## start DATASET ENTRIES
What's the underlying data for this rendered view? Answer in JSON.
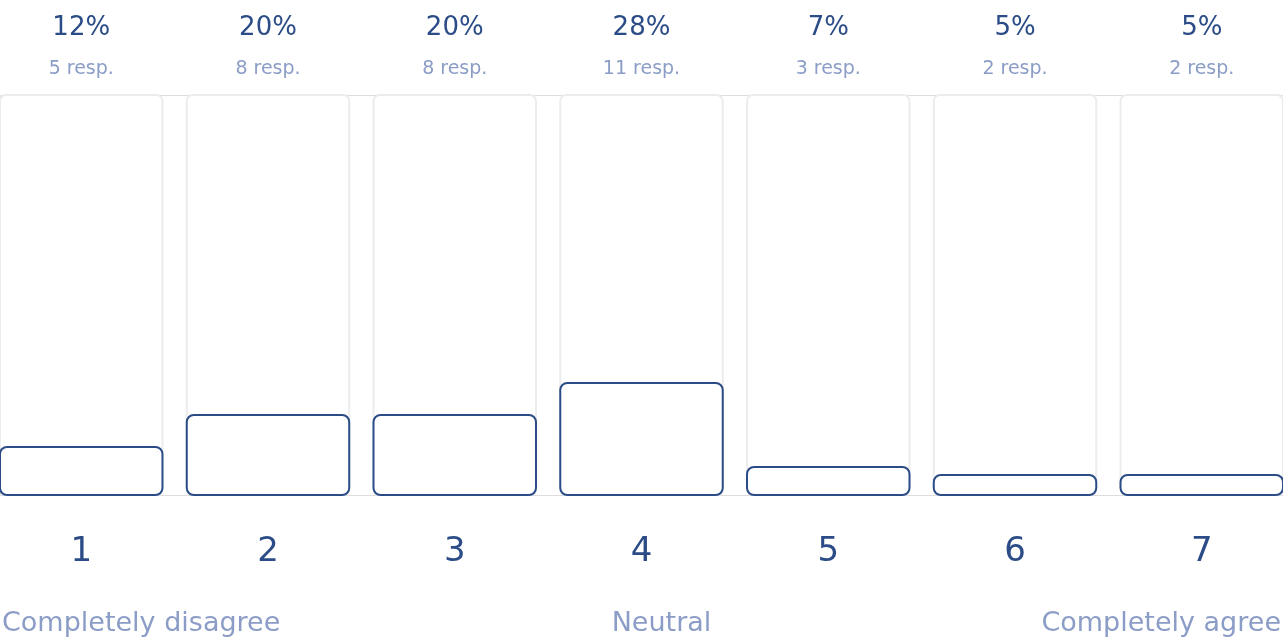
{
  "chart_data": {
    "type": "bar",
    "categories": [
      "1",
      "2",
      "3",
      "4",
      "5",
      "6",
      "7"
    ],
    "values": [
      12,
      20,
      20,
      28,
      7,
      5,
      5
    ],
    "value_labels": [
      "12%",
      "20%",
      "20%",
      "28%",
      "7%",
      "5%",
      "5%"
    ],
    "color": "#2b4c86",
    "ylim": [
      0,
      100
    ],
    "tick_labels": "x",
    "annotations": [
      "5 resp.",
      "8 resp.",
      "8 resp.",
      "11 resp.",
      "3 resp.",
      "2 resp.",
      "2 resp.",
      "Completely disagree",
      "Neutral",
      "Completely agree"
    ]
  }
}
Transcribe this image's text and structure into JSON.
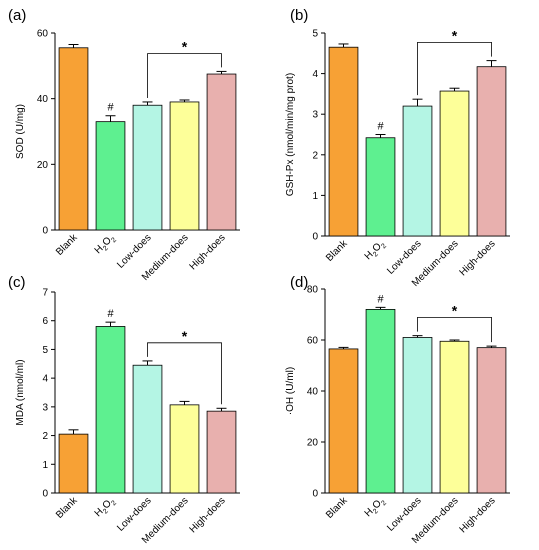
{
  "colors": {
    "Blank": "#f7a135",
    "H2O2": "#5ef090",
    "Low-does": "#b4f5e4",
    "Medium-does": "#fdff99",
    "High-does": "#e8b0ae"
  },
  "chart_data": [
    {
      "panel_label": "(a)",
      "type": "bar",
      "ylabel": "SOD (U/mg)",
      "ylim": [
        0,
        60
      ],
      "yticks": [
        0,
        20,
        40,
        60
      ],
      "categories": [
        "Blank",
        "H2O2",
        "Low-does",
        "Medium-does",
        "High-does"
      ],
      "values": [
        55.5,
        33.0,
        38.0,
        39.0,
        47.5
      ],
      "errors": [
        1.0,
        1.8,
        1.0,
        0.6,
        0.8
      ],
      "hash_marks": [
        {
          "category": "H2O2",
          "text": "#"
        }
      ],
      "significance": [
        {
          "from": "Low-does",
          "to": "High-does",
          "text": "*"
        }
      ]
    },
    {
      "panel_label": "(b)",
      "type": "bar",
      "ylabel": "GSH-Px (nmol/min/mg prot)",
      "ylim": [
        0,
        5
      ],
      "yticks": [
        0,
        1,
        2,
        3,
        4,
        5
      ],
      "categories": [
        "Blank",
        "H2O2",
        "Low-does",
        "Medium-does",
        "High-does"
      ],
      "values": [
        4.65,
        2.42,
        3.2,
        3.57,
        4.17
      ],
      "errors": [
        0.08,
        0.08,
        0.17,
        0.07,
        0.15
      ],
      "hash_marks": [
        {
          "category": "H2O2",
          "text": "#"
        }
      ],
      "significance": [
        {
          "from": "Low-does",
          "to": "High-does",
          "text": "*"
        }
      ]
    },
    {
      "panel_label": "(c)",
      "type": "bar",
      "ylabel": "MDA (nmol/ml)",
      "ylim": [
        0,
        7
      ],
      "yticks": [
        0,
        1,
        2,
        3,
        4,
        5,
        6,
        7
      ],
      "categories": [
        "Blank",
        "H2O2",
        "Low-does",
        "Medium-does",
        "High-does"
      ],
      "values": [
        2.05,
        5.8,
        4.45,
        3.07,
        2.85
      ],
      "errors": [
        0.15,
        0.15,
        0.15,
        0.12,
        0.1
      ],
      "hash_marks": [
        {
          "category": "H2O2",
          "text": "#"
        }
      ],
      "significance": [
        {
          "from": "Low-does",
          "to": "High-does",
          "text": "*"
        }
      ]
    },
    {
      "panel_label": "(d)",
      "type": "bar",
      "ylabel": "·OH (U/ml)",
      "ylim": [
        0,
        80
      ],
      "yticks": [
        0,
        20,
        40,
        60,
        80
      ],
      "categories": [
        "Blank",
        "H2O2",
        "Low-does",
        "Medium-does",
        "High-does"
      ],
      "values": [
        56.5,
        72.0,
        61.0,
        59.5,
        57.0
      ],
      "errors": [
        0.6,
        0.8,
        0.7,
        0.5,
        0.6
      ],
      "hash_marks": [
        {
          "category": "H2O2",
          "text": "#"
        }
      ],
      "significance": [
        {
          "from": "Low-does",
          "to": "High-does",
          "text": "*"
        }
      ]
    }
  ]
}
## end DATASET ENTRIES
**PROBLEM REQUIREMENTS:**
Going through the records above, state how many lines carry "JSON", with no other text.

**EXERCISE ANSWER:**
2